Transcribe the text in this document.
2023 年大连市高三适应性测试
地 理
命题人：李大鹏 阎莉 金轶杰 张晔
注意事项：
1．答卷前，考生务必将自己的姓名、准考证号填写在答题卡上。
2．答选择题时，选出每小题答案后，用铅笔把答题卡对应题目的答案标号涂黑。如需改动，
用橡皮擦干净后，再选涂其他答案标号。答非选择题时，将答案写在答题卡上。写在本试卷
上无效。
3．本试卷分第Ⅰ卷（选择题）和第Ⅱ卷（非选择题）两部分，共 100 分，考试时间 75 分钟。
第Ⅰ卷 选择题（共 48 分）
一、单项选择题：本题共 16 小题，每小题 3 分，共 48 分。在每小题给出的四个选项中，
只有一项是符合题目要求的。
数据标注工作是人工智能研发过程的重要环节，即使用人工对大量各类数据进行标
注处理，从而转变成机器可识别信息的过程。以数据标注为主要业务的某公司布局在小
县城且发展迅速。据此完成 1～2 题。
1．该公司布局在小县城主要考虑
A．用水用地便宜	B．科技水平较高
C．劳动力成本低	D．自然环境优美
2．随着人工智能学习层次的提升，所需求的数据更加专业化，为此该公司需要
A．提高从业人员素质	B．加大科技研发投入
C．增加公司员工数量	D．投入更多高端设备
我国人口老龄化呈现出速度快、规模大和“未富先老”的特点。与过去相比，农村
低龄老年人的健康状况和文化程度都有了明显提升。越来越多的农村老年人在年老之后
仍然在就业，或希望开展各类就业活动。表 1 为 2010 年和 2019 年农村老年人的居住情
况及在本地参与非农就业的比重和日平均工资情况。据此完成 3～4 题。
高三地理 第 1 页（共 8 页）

# GIVEN REQUEST
Please set down all the data word for word.

# RESULT OF THE TASK
Transcribe the text in this document.
2023 年大连市高三适应性测试
地 理
命题人：李大鹏 阎莉 金轶杰 张晔
注意事项：
1．答卷前，考生务必将自己的姓名、准考证号填写在答题卡上。
2．答选择题时，选出每小题答案后，用铅笔把答题卡对应题目的答案标号涂黑。如需改动，
用橡皮擦干净后，再选涂其他答案标号。答非选择题时，将答案写在答题卡上。写在本试卷
上无效。
3．本试卷分第Ⅰ卷（选择题）和第Ⅱ卷（非选择题）两部分，共 100 分，考试时间 75 分钟。
第Ⅰ卷 选择题（共 48 分）
一、单项选择题：本题共 16 小题，每小题 3 分，共 48 分。在每小题给出的四个选项中，
只有一项是符合题目要求的。
数据标注工作是人工智能研发过程的重要环节，即使用人工对大量各类数据进行标
注处理，从而转变成机器可识别信息的过程。以数据标注为主要业务的某公司布局在小
县城且发展迅速。据此完成 1～2 题。
1．该公司布局在小县城主要考虑
A．用水用地便宜	B．科技水平较高
C．劳动力成本低	D．自然环境优美
2．随着人工智能学习层次的提升，所需求的数据更加专业化，为此该公司需要
A．提高从业人员素质	B．加大科技研发投入
C．增加公司员工数量	D．投入更多高端设备
我国人口老龄化呈现出速度快、规模大和“未富先老”的特点。与过去相比，农村
低龄老年人的健康状况和文化程度都有了明显提升。越来越多的农村老年人在年老之后
仍然在就业，或希望开展各类就业活动。表 1 为 2010 年和 2019 年农村老年人的居住情
况及在本地参与非农就业的比重和日平均工资情况。据此完成 3～4 题。
高三地理 第 1 页（共 8 页）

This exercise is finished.